▶ [Work instructions]
Gather every line from the entries below that includes "того".

▶ [The data]
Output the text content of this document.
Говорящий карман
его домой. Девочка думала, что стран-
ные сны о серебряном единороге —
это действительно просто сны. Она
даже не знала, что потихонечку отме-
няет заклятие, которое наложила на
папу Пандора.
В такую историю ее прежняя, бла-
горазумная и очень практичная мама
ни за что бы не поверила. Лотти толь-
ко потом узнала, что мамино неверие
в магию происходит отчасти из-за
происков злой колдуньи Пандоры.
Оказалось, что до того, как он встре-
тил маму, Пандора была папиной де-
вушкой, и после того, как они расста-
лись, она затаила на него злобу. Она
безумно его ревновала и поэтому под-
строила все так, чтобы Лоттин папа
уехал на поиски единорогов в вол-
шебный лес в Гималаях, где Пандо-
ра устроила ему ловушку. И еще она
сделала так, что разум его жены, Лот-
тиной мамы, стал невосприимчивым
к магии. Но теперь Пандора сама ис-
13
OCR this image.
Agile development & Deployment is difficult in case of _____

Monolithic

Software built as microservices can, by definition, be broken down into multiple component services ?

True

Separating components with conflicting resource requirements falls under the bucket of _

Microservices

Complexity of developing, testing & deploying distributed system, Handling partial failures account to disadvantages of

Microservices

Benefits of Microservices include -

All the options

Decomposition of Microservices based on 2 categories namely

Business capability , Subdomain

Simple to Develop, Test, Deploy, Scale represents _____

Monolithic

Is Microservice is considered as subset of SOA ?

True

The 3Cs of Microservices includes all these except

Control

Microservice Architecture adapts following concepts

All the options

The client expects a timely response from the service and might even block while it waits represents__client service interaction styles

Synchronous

▶ [Response for this exercise]
Оказалось, что до того, как он встре-
вушкой, и после того, как они расста-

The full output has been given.